* [INSTRUCTION]:
In your copy, include every line of the listing below exactly but none of the pictures.
[start]
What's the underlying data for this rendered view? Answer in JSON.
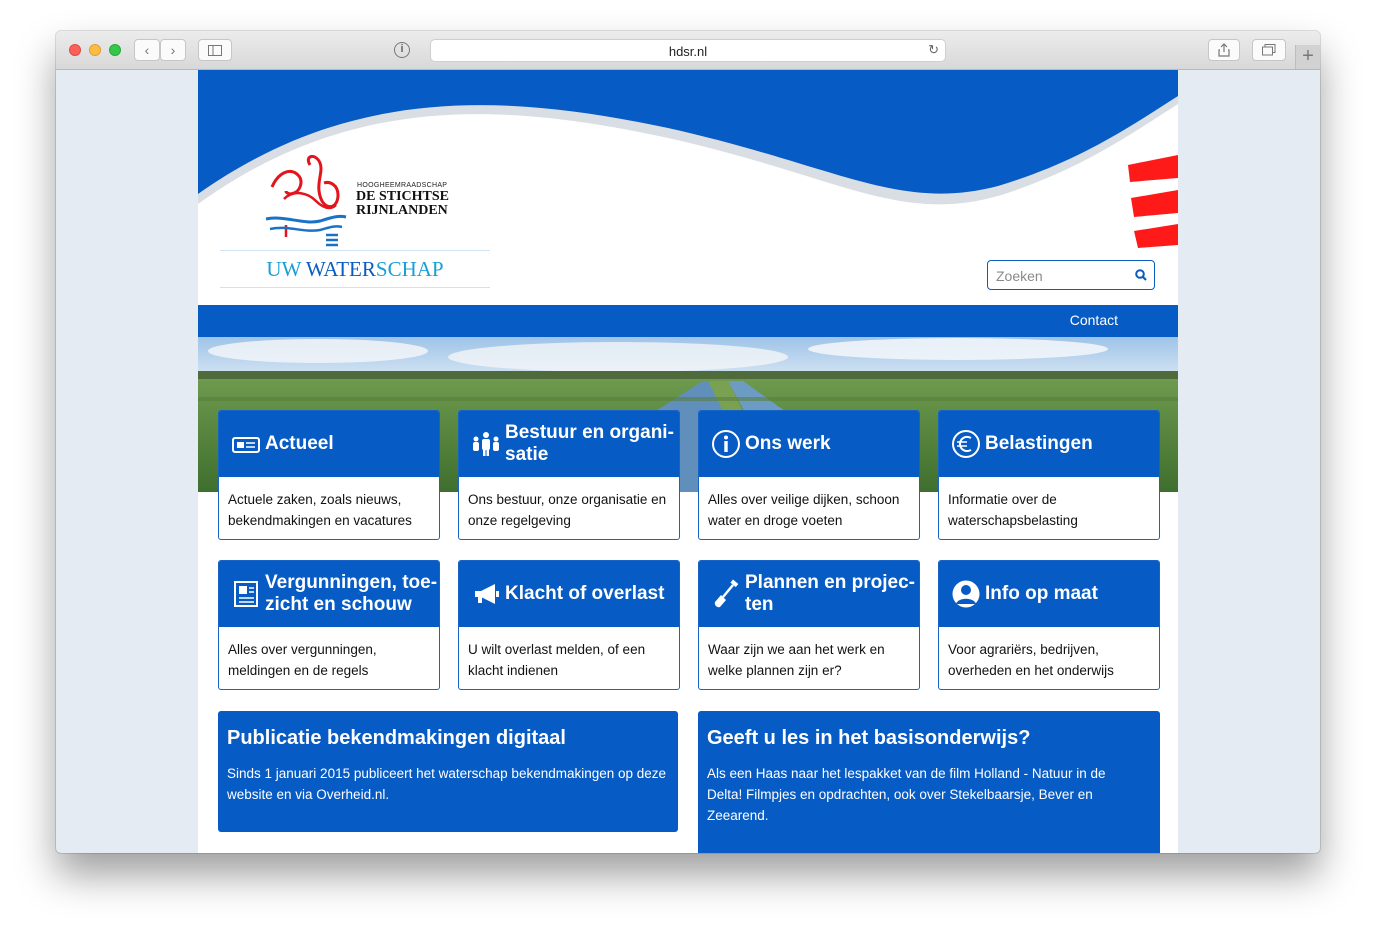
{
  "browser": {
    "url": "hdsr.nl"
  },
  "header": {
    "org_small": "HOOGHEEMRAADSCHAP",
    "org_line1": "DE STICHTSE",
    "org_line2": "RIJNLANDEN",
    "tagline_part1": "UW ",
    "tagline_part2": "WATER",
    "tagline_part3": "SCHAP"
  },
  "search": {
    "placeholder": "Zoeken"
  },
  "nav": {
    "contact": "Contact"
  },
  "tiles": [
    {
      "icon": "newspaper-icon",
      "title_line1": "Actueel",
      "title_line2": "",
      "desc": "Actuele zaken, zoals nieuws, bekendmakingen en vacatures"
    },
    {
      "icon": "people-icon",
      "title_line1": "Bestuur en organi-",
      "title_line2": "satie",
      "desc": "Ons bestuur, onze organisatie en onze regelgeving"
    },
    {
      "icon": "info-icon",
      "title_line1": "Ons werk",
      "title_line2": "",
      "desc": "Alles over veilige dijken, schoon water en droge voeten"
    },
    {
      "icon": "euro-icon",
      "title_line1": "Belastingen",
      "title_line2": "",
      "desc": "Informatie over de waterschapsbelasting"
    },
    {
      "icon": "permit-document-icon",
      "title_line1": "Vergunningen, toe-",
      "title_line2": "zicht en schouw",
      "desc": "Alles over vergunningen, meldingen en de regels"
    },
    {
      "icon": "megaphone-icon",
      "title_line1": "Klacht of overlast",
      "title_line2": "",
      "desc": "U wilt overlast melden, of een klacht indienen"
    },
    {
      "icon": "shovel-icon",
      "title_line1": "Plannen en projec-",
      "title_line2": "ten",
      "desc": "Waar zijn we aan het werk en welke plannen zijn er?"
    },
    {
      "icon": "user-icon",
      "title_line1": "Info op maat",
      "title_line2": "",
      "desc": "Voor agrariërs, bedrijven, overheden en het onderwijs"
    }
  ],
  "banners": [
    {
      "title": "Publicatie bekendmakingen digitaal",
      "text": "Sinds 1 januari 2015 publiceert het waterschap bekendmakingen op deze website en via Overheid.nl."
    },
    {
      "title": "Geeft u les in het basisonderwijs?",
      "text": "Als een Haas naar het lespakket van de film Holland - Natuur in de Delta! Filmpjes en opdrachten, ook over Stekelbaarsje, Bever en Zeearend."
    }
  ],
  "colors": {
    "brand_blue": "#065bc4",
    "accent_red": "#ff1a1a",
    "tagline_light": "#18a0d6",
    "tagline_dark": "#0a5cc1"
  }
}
[end]
* [WRITTEN ANSWER]:
What's the underlying data for this rendered view? Answer in JSON.
{
  "browser": {
    "url": "hdsr.nl"
  },
  "header": {
    "org_small": "HOOGHEEMRAADSCHAP",
    "org_line1": "DE STICHTSE",
    "org_line2": "RIJNLANDEN",
    "tagline_part1": "UW ",
    "tagline_part2": "WATER",
    "tagline_part3": "SCHAP"
  },
  "search": {
    "placeholder": "Zoeken"
  },
  "nav": {
    "contact": "Contact"
  },
  "tiles": [
    {
      "icon": "newspaper-icon",
      "title_line1": "Actueel",
      "title_line2": "",
      "desc": "Actuele zaken, zoals nieuws, bekendmakingen en vacatures"
    },
    {
      "icon": "people-icon",
      "title_line1": "Bestuur en organi-",
      "title_line2": "satie",
      "desc": "Ons bestuur, onze organisatie en onze regelgeving"
    },
    {
      "icon": "info-icon",
      "title_line1": "Ons werk",
      "title_line2": "",
      "desc": "Alles over veilige dijken, schoon water en droge voeten"
    },
    {
      "icon": "euro-icon",
      "title_line1": "Belastingen",
      "title_line2": "",
      "desc": "Informatie over de waterschapsbelasting"
    },
    {
      "icon": "permit-document-icon",
      "title_line1": "Vergunningen, toe-",
      "title_line2": "zicht en schouw",
      "desc": "Alles over vergunningen, meldingen en de regels"
    },
    {
      "icon": "megaphone-icon",
      "title_line1": "Klacht of overlast",
      "title_line2": "",
      "desc": "U wilt overlast melden, of een klacht indienen"
    },
    {
      "icon": "shovel-icon",
      "title_line1": "Plannen en projec-",
      "title_line2": "ten",
      "desc": "Waar zijn we aan het werk en welke plannen zijn er?"
    },
    {
      "icon": "user-icon",
      "title_line1": "Info op maat",
      "title_line2": "",
      "desc": "Voor agrariërs, bedrijven, overheden en het onderwijs"
    }
  ],
  "banners": [
    {
      "title": "Publicatie bekendmakingen digitaal",
      "text": "Sinds 1 januari 2015 publiceert het waterschap bekendmakingen op deze website en via Overheid.nl."
    },
    {
      "title": "Geeft u les in het basisonderwijs?",
      "text": "Als een Haas naar het lespakket van de film Holland - Natuur in de Delta! Filmpjes en opdrachten, ook over Stekelbaarsje, Bever en Zeearend."
    }
  ],
  "colors": {
    "brand_blue": "#065bc4",
    "accent_red": "#ff1a1a",
    "tagline_light": "#18a0d6",
    "tagline_dark": "#0a5cc1"
  }
}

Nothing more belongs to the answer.